Write out the material again word for word, dropping any images it holds.

* _MATERIALS PROVIDED_
..............................

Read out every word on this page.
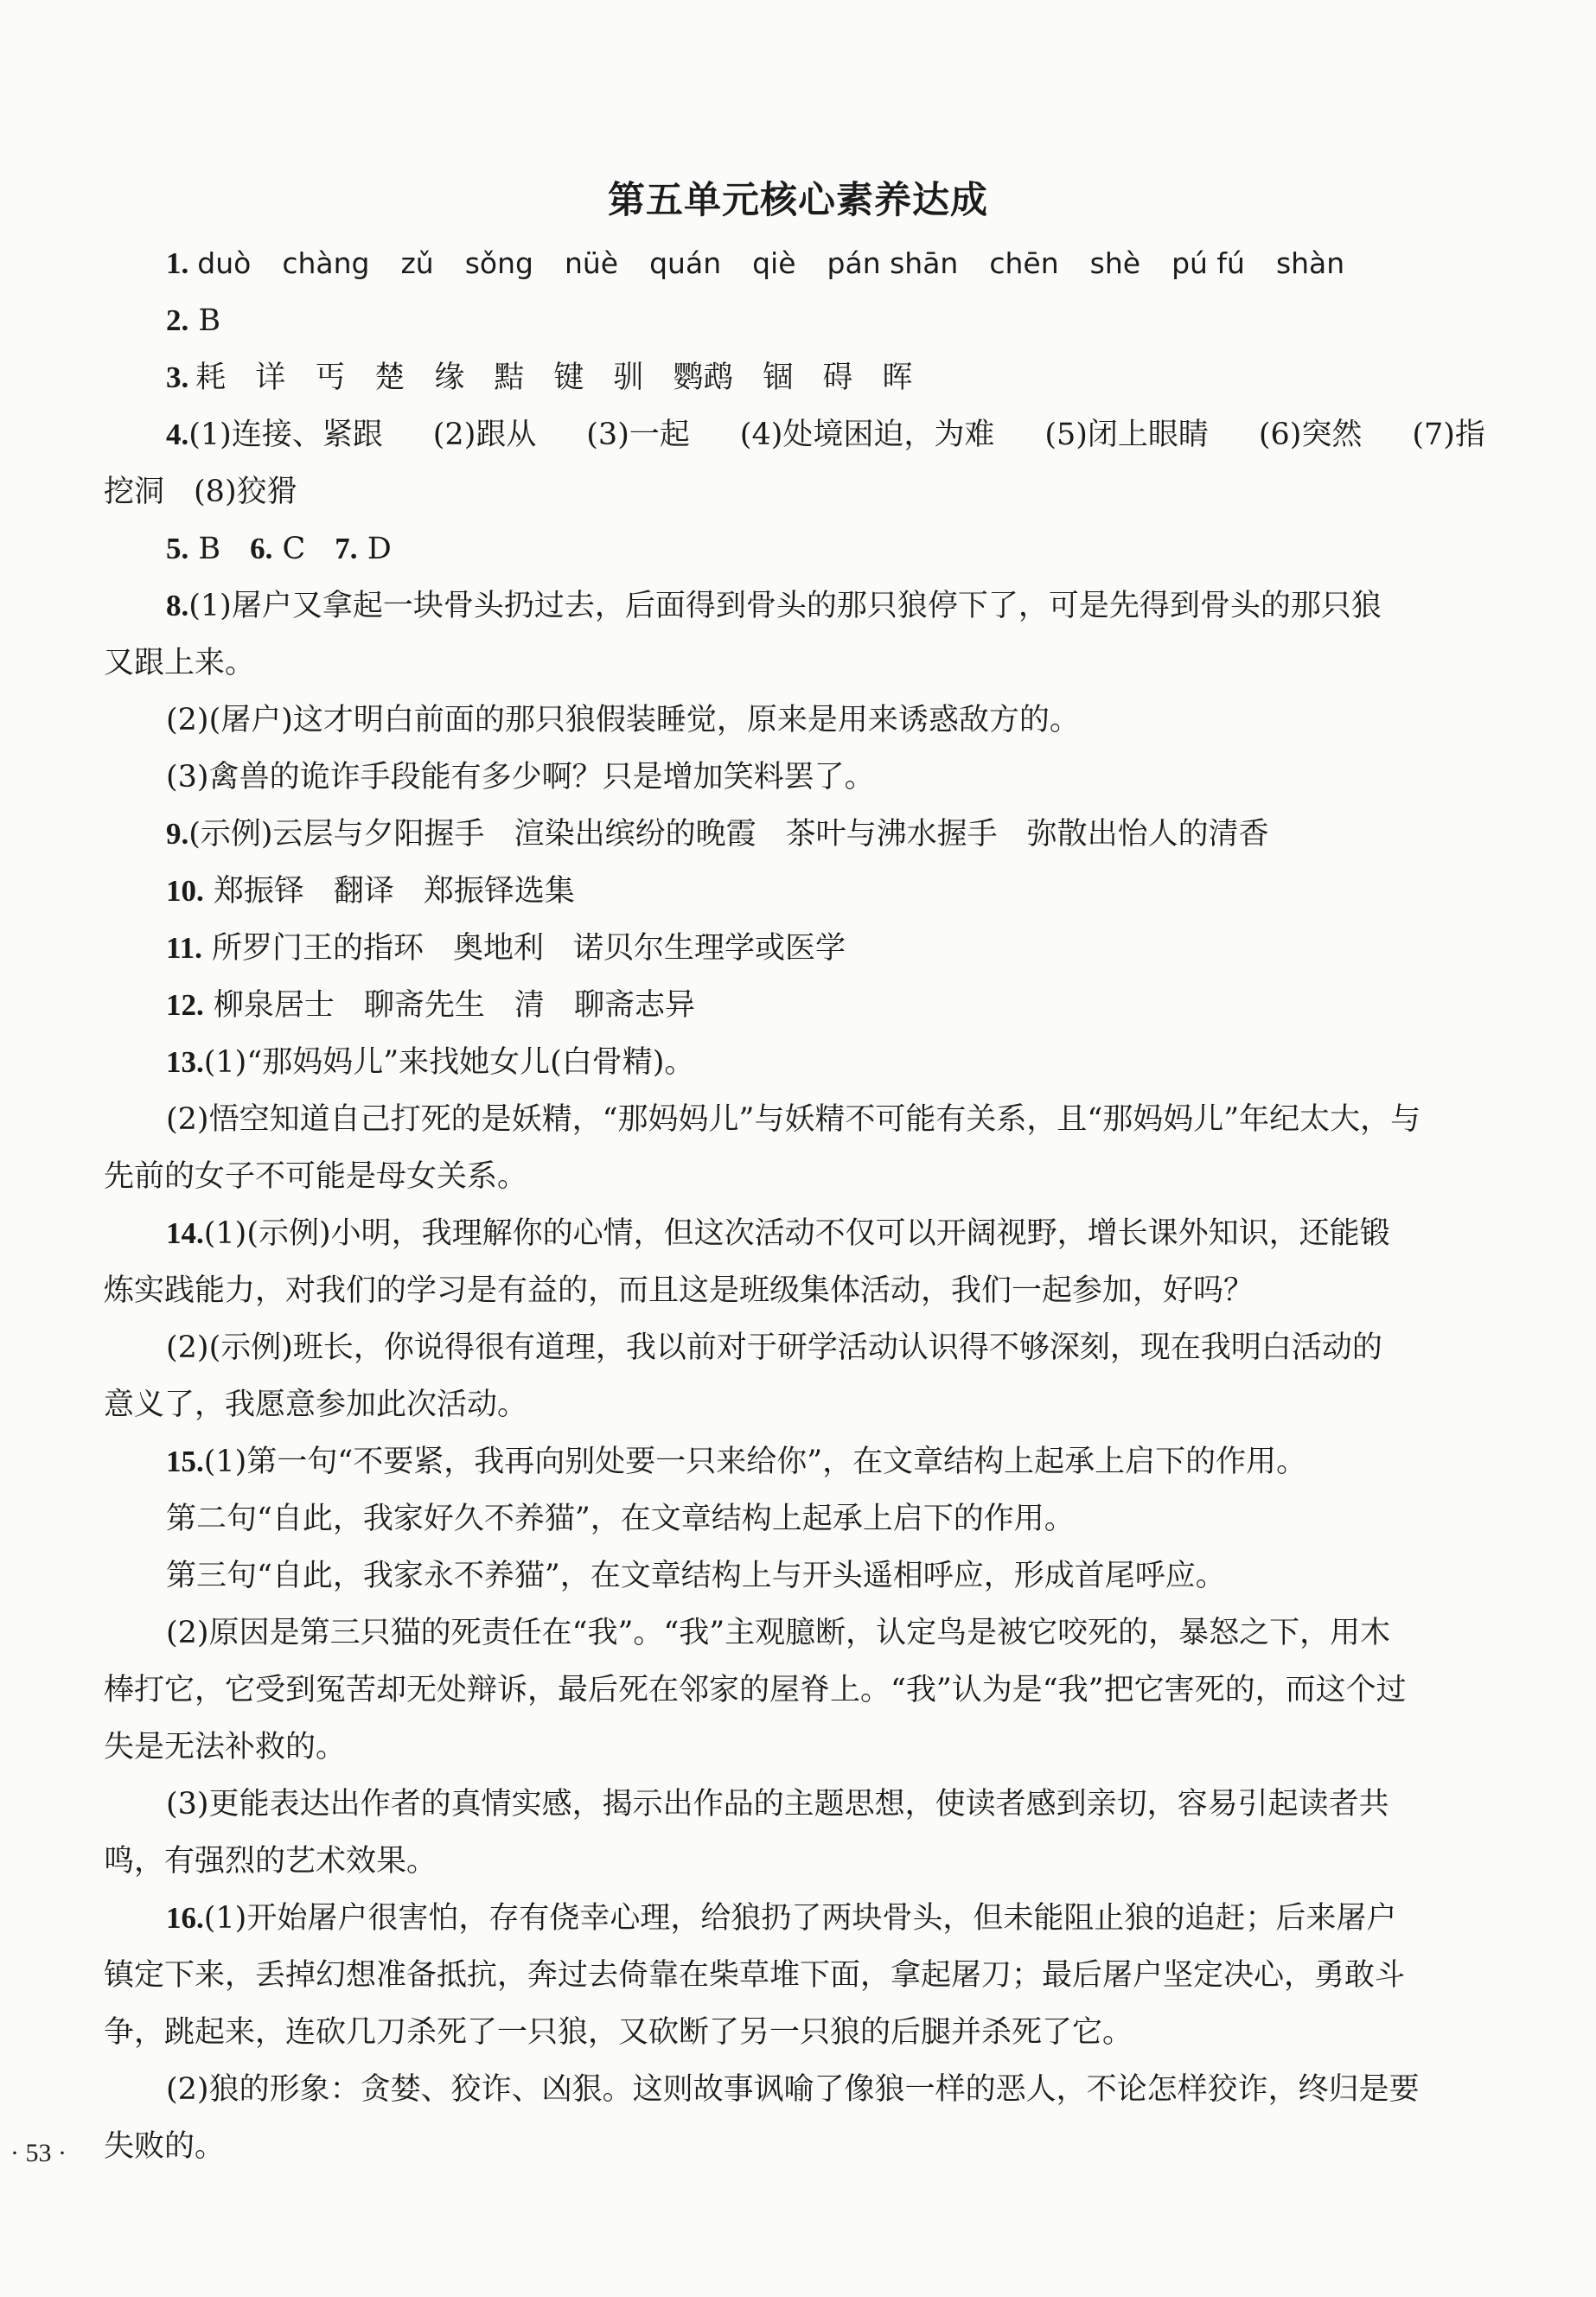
第五单元核心素养达成
1. duò chàng zǔ sǒng nüè quán qiè pán shān chēn shè pú fú shàn
2. B
3. 耗 详 丐 楚 缘 黠 键 驯 鹦鹉 锢 碍 晖
4.(1)连接、紧跟 (2)跟从 (3)一起 (4)处境困迫，为难 (5)闭上眼睛 (6)突然 (7)指
挖洞 (8)狡猾
5. B 6. C 7. D
8.(1)屠户又拿起一块骨头扔过去，后面得到骨头的那只狼停下了，可是先得到骨头的那只狼
又跟上来。
(2)(屠户)这才明白前面的那只狼假装睡觉，原来是用来诱惑敌方的。
(3)禽兽的诡诈手段能有多少啊？只是增加笑料罢了。
9.(示例)云层与夕阳握手 渲染出缤纷的晚霞 茶叶与沸水握手 弥散出怡人的清香
10. 郑振铎 翻译 郑振铎选集
11. 所罗门王的指环 奥地利 诺贝尔生理学或医学
12. 柳泉居士 聊斋先生 清 聊斋志异
13.(1)“那妈妈儿”来找她女儿(白骨精)。
(2)悟空知道自己打死的是妖精，“那妈妈儿”与妖精不可能有关系，且“那妈妈儿”年纪太大，与
先前的女子不可能是母女关系。
14.(1)(示例)小明，我理解你的心情，但这次活动不仅可以开阔视野，增长课外知识，还能锻
炼实践能力，对我们的学习是有益的，而且这是班级集体活动，我们一起参加，好吗？
(2)(示例)班长，你说得很有道理，我以前对于研学活动认识得不够深刻，现在我明白活动的
意义了，我愿意参加此次活动。
15.(1)第一句“不要紧，我再向别处要一只来给你”，在文章结构上起承上启下的作用。
第二句“自此，我家好久不养猫”，在文章结构上起承上启下的作用。
第三句“自此，我家永不养猫”，在文章结构上与开头遥相呼应，形成首尾呼应。
(2)原因是第三只猫的死责任在“我”。“我”主观臆断，认定鸟是被它咬死的，暴怒之下，用木
棒打它，它受到冤苦却无处辩诉，最后死在邻家的屋脊上。“我”认为是“我”把它害死的，而这个过
失是无法补救的。
(3)更能表达出作者的真情实感，揭示出作品的主题思想，使读者感到亲切，容易引起读者共
鸣，有强烈的艺术效果。
16.(1)开始屠户很害怕，存有侥幸心理，给狼扔了两块骨头，但未能阻止狼的追赶；后来屠户
镇定下来，丢掉幻想准备抵抗，奔过去倚靠在柴草堆下面，拿起屠刀；最后屠户坚定决心，勇敢斗
争，跳起来，连砍几刀杀死了一只狼，又砍断了另一只狼的后腿并杀死了它。
(2)狼的形象：贪婪、狡诈、凶狠。这则故事讽喻了像狼一样的恶人，不论怎样狡诈，终归是要
失败的。
· 53 ·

..............................

* _FINISHED ANSWER_
Read out every word on this page.
第五单元核心素养达成
1. duò chàng zǔ sǒng nüè quán qiè pán shān chēn shè pú fú shàn
2. B
3. 耗 详 丐 楚 缘 黠 键 驯 鹦鹉 锢 碍 晖
4.(1)连接、紧跟 (2)跟从 (3)一起 (4)处境困迫，为难 (5)闭上眼睛 (6)突然 (7)指
挖洞 (8)狡猾
5. B 6. C 7. D
8.(1)屠户又拿起一块骨头扔过去，后面得到骨头的那只狼停下了，可是先得到骨头的那只狼
又跟上来。
(2)(屠户)这才明白前面的那只狼假装睡觉，原来是用来诱惑敌方的。
(3)禽兽的诡诈手段能有多少啊？只是增加笑料罢了。
9.(示例)云层与夕阳握手 渲染出缤纷的晚霞 茶叶与沸水握手 弥散出怡人的清香
10. 郑振铎 翻译 郑振铎选集
11. 所罗门王的指环 奥地利 诺贝尔生理学或医学
12. 柳泉居士 聊斋先生 清 聊斋志异
13.(1)“那妈妈儿”来找她女儿(白骨精)。
(2)悟空知道自己打死的是妖精，“那妈妈儿”与妖精不可能有关系，且“那妈妈儿”年纪太大，与
先前的女子不可能是母女关系。
14.(1)(示例)小明，我理解你的心情，但这次活动不仅可以开阔视野，增长课外知识，还能锻
炼实践能力，对我们的学习是有益的，而且这是班级集体活动，我们一起参加，好吗？
(2)(示例)班长，你说得很有道理，我以前对于研学活动认识得不够深刻，现在我明白活动的
意义了，我愿意参加此次活动。
15.(1)第一句“不要紧，我再向别处要一只来给你”，在文章结构上起承上启下的作用。
第二句“自此，我家好久不养猫”，在文章结构上起承上启下的作用。
第三句“自此，我家永不养猫”，在文章结构上与开头遥相呼应，形成首尾呼应。
(2)原因是第三只猫的死责任在“我”。“我”主观臆断，认定鸟是被它咬死的，暴怒之下，用木
棒打它，它受到冤苦却无处辩诉，最后死在邻家的屋脊上。“我”认为是“我”把它害死的，而这个过
失是无法补救的。
(3)更能表达出作者的真情实感，揭示出作品的主题思想，使读者感到亲切，容易引起读者共
鸣，有强烈的艺术效果。
16.(1)开始屠户很害怕，存有侥幸心理，给狼扔了两块骨头，但未能阻止狼的追赶；后来屠户
镇定下来，丢掉幻想准备抵抗，奔过去倚靠在柴草堆下面，拿起屠刀；最后屠户坚定决心，勇敢斗
争，跳起来，连砍几刀杀死了一只狼，又砍断了另一只狼的后腿并杀死了它。
(2)狼的形象：贪婪、狡诈、凶狠。这则故事讽喻了像狼一样的恶人，不论怎样狡诈，终归是要
失败的。
· 53 ·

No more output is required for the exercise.